WRITTEN PROBLEM: According to the article on the UK's Seafarers' Wages Act, how many times a year must a service enter a UK harbour for the harbour authority to request a declaration from its operator?

EXCERPT:
· · ·
On 23 March 2023, the UK’s Seafarers’ Wages Act (the Act) received Royal Assent. This was followed, on 30 March 2023, by the UK Government’s nine-point plan to improve conditions for seafarers, the Act being one of the plan’s nine elements, Hill Dickinson’s experts explain.
n the following article, Colin Lavelle, Helene Peter- Davies and Reema Shour from Hill Dickinson, set out some of the background to the Act and the nine-point plan, summarise the key provisions of the Act and highlight some considerations for ship operators and harbour authorities.
The Act is expected to come into force in June 2024. Before that can happen, the Government must enact regulations dealing with a number of procedural, technical and administrative issues arising out of the Act. An initial consultation process is already underway to deal with certain aspects of the legislation. A second consultation process dealing with other aspects is scheduled to follow. The Government plans to present draft regulations to Parliament in early 2024. In the meantime, it has published a draft Guidance on the regulations, discussed below.
The catalyst for this new legislation was the action, in March 2022, by P & O Ferries (owned by DP World) where almost 800 employees were dismissed without notice or consultation with the unions. The crews were replaced with lower-paid agency workers.
This much-publicised incident highlighted the fact that seafarers working on international routes to or from UK ports were only entitled to the UK national minimum wage (NMW) if they were working or usually worked in the UK. In simple terms, this covered only seafarers who worked or ordinarily worked in UK territorial waters whatever their place of residence or the flag of the vessel on which they worked.
At the same time, UK-resident seafarers who were entitled to the NMW were at risk of being passed over by shipowners and operators who did not want to pay the minimum wage and who could find cheaper labour elsewhere. The Government, therefore, sought to level the playing field by ensuring that seafarers with close ties to the UK are paid at least an amount equivalent to the UK NMW whilst the ships they are onboard are within UK territorial waters. As at November 2023, the NMW is £10.42 for individuals who are 23 years old or older.
The Act applies to services which carry goods or people by ship between a place outside the UK and a place in the UK. It requires harbour authorities to ask the operator of a service which enters a UK harbour 120 times or more in a year (or is reasonably believed to do so) for a declaration that seafarers on the service who do not qualify for the UK NMW are being paid at least NMW for their work (work in the UK or UK territorial waters).
The Act applies irrespective of the nationality of the seafarer or their place of residence or the flag state of the vessel on which they are employed.
Harbour authorities will be required to impose a surcharge on the operator of a service if the operator does not provide a declaration or if the declaration is provided late or is misleading. If the surcharge is not paid, the harbour authority will be required to refuse access to the service.
The Act also contains criminal sanctions under which both operators and harbour authorities may be liable, the former for failure to comply and the latter for failure to enforce. The Secretary of State may also appoint investigators from the Maritime and Coastguard Agency (MCA) to check that operators are complying with the Act.
In November 2023, the Government published a draft Guidance on the Seafarers’ Wages Regulations. The purpose of the Guidance is to assist affected harbour authorities and operators of services to comply with their duties under the Act and the Seafarers’ Wages Regulations 2024 (‘the Regulations’).
It also sets out the enforcement powers to be used by the MCA and may assist unions and seafarers to understand how the Act and Regulations will apply to the payment of wages.
· · ·
EXCERPTED RECORDS:
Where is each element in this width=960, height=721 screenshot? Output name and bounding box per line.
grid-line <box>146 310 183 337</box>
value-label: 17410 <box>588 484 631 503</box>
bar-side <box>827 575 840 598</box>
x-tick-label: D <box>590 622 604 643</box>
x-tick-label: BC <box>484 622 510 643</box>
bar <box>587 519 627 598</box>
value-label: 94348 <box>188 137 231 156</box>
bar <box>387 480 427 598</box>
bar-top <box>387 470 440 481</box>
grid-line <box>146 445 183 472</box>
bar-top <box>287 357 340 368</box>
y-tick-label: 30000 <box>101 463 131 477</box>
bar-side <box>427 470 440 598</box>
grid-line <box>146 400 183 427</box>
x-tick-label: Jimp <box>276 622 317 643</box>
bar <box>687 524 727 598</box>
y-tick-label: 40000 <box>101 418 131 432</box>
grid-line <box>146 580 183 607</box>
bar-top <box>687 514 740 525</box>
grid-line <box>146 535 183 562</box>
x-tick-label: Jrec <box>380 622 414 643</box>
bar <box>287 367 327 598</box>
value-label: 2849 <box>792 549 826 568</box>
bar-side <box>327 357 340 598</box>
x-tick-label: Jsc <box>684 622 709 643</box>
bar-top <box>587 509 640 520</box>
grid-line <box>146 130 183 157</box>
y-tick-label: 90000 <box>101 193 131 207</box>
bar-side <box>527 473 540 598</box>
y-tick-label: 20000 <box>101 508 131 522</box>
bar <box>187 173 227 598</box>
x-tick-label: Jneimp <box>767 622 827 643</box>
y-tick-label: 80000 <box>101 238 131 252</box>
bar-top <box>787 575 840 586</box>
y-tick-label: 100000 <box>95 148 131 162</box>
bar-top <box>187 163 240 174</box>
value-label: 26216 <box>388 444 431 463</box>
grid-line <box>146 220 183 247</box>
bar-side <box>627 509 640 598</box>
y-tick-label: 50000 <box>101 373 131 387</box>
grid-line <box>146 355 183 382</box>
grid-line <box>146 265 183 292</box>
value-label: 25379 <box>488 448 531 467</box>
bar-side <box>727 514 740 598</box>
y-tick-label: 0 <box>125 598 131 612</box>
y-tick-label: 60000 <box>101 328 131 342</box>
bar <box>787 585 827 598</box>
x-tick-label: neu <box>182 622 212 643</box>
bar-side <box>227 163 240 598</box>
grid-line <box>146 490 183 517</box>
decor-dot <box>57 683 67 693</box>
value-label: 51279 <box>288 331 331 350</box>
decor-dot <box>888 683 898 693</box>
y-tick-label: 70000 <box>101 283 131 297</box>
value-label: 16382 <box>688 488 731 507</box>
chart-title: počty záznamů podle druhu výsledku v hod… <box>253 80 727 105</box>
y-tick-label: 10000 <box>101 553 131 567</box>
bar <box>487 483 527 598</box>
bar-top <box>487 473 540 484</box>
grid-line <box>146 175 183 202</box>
· · ·
SOLUTION FOR THIS PROBLEM: 120 times or more in a year, or where the service is reasonably believed to do so.